───── Data excerpts

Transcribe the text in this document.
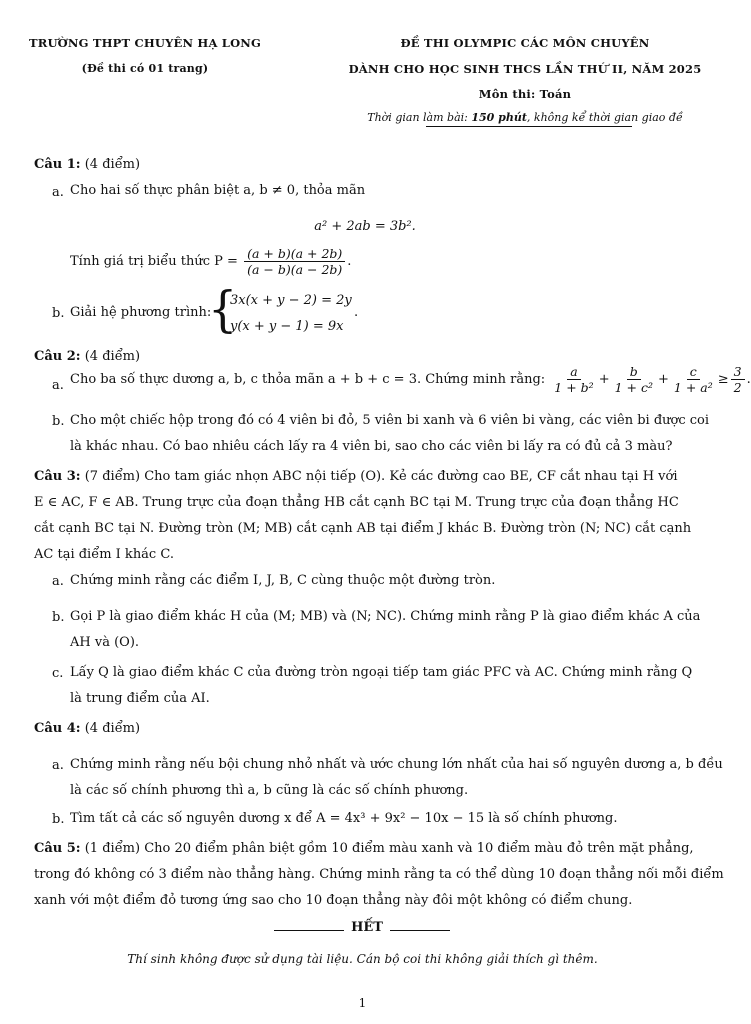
TRƯỜNG THPT CHUYÊN HẠ LONG
(Đề thi có 01 trang)
ĐỀ THI OLYMPIC CÁC MÔN CHUYÊN
DÀNH CHO HỌC SINH THCS LẦN THỨ II, NĂM 2025
Môn thi: Toán
Thời gian làm bài: 150 phút, không kể thời gian giao đề
Câu 1: (4 điểm)
a. Cho hai số thực phân biệt a, b ≠ 0, thỏa mãn
a² + 2ab = 3b².
Tính giá trị biểu thức $P = \frac{(a + b)(a + 2b)}{(a - b)(a - 2b)}$ .
b. Giải hệ phương trình:
{
3x(x + y − 2) = 2y
y(x + y − 1) = 9x
.
Câu 2: (4 điểm)
a. Cho ba số thực dương a, b, c thỏa mãn a + b + c = 3. Chứng minh rằng: $\frac{a}{\text{1 + b²}} + \frac{b}{\text{1 + c²}} + \frac{c}{\text{1 + a²}} \ge \frac{3}{2}$ .
b. Cho một chiếc hộp trong đó có 4 viên bi đỏ, 5 viên bi xanh và 6 viên bi vàng, các viên bi được coi
là khác nhau. Có bao nhiêu cách lấy ra 4 viên bi, sao cho các viên bi lấy ra có đủ cả 3 màu?
Câu 3: (7 điểm) Cho tam giác nhọn ABC nội tiếp (O). Kẻ các đường cao BE, CF cắt nhau tại H với
E ∈ AC, F ∈ AB. Trung trực của đoạn thẳng HB cắt cạnh BC tại M. Trung trực của đoạn thẳng HC
cắt cạnh BC tại N. Đường tròn (M; MB) cắt cạnh AB tại điểm J khác B. Đường tròn (N; NC) cắt cạnh
AC tại điểm I khác C.
a. Chứng minh rằng các điểm I, J, B, C cùng thuộc một đường tròn.
b. Gọi P là giao điểm khác H của (M; MB) và (N; NC). Chứng minh rằng P là giao điểm khác A của
AH và (O).
c. Lấy Q là giao điểm khác C của đường tròn ngoại tiếp tam giác PFC và AC. Chứng minh rằng Q
là trung điểm của AI.
Câu 4: (4 điểm)
a. Chứng minh rằng nếu bội chung nhỏ nhất và ước chung lớn nhất của hai số nguyên dương a, b đều
là các số chính phương thì a, b cũng là các số chính phương.
b. Tìm tất cả các số nguyên dương x để A = 4x³ + 9x² − 10x − 15 là số chính phương.
Câu 5: (1 điểm) Cho 20 điểm phân biệt gồm 10 điểm màu xanh và 10 điểm màu đỏ trên mặt phẳng,
trong đó không có 3 điểm nào thẳng hàng. Chứng minh rằng ta có thể dùng 10 đoạn thẳng nối mỗi điểm
xanh với một điểm đỏ tương ứng sao cho 10 đoạn thẳng này đôi một không có điểm chung.
HẾT
Thí sinh không được sử dụng tài liệu. Cán bộ coi thi không giải thích gì thêm.
1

──────────

### Exercise brief
Leaving out the pictures, repeat the data above exactly.

### The solution
Transcribe the text in this document.
TRƯỜNG THPT CHUYÊN HẠ LONG
(Đề thi có 01 trang)
ĐỀ THI OLYMPIC CÁC MÔN CHUYÊN
DÀNH CHO HỌC SINH THCS LẦN THỨ II, NĂM 2025
Môn thi: Toán
Thời gian làm bài: 150 phút, không kể thời gian giao đề
Câu 1: (4 điểm)
a. Cho hai số thực phân biệt a, b ≠ 0, thỏa mãn
a² + 2ab = 3b².
Tính giá trị biểu thức $P = \frac{(a + b)(a + 2b)}{(a - b)(a - 2b)}$ .
b. Giải hệ phương trình:
{
3x(x + y − 2) = 2y
y(x + y − 1) = 9x
.
Câu 2: (4 điểm)
a. Cho ba số thực dương a, b, c thỏa mãn a + b + c = 3. Chứng minh rằng: $\frac{a}{\text{1 + b²}} + \frac{b}{\text{1 + c²}} + \frac{c}{\text{1 + a²}} \ge \frac{3}{2}$ .
b. Cho một chiếc hộp trong đó có 4 viên bi đỏ, 5 viên bi xanh và 6 viên bi vàng, các viên bi được coi
là khác nhau. Có bao nhiêu cách lấy ra 4 viên bi, sao cho các viên bi lấy ra có đủ cả 3 màu?
Câu 3: (7 điểm) Cho tam giác nhọn ABC nội tiếp (O). Kẻ các đường cao BE, CF cắt nhau tại H với
E ∈ AC, F ∈ AB. Trung trực của đoạn thẳng HB cắt cạnh BC tại M. Trung trực của đoạn thẳng HC
cắt cạnh BC tại N. Đường tròn (M; MB) cắt cạnh AB tại điểm J khác B. Đường tròn (N; NC) cắt cạnh
AC tại điểm I khác C.
a. Chứng minh rằng các điểm I, J, B, C cùng thuộc một đường tròn.
b. Gọi P là giao điểm khác H của (M; MB) và (N; NC). Chứng minh rằng P là giao điểm khác A của
AH và (O).
c. Lấy Q là giao điểm khác C của đường tròn ngoại tiếp tam giác PFC và AC. Chứng minh rằng Q
là trung điểm của AI.
Câu 4: (4 điểm)
a. Chứng minh rằng nếu bội chung nhỏ nhất và ước chung lớn nhất của hai số nguyên dương a, b đều
là các số chính phương thì a, b cũng là các số chính phương.
b. Tìm tất cả các số nguyên dương x để A = 4x³ + 9x² − 10x − 15 là số chính phương.
Câu 5: (1 điểm) Cho 20 điểm phân biệt gồm 10 điểm màu xanh và 10 điểm màu đỏ trên mặt phẳng,
trong đó không có 3 điểm nào thẳng hàng. Chứng minh rằng ta có thể dùng 10 đoạn thẳng nối mỗi điểm
xanh với một điểm đỏ tương ứng sao cho 10 đoạn thẳng này đôi một không có điểm chung.
HẾT
Thí sinh không được sử dụng tài liệu. Cán bộ coi thi không giải thích gì thêm.
1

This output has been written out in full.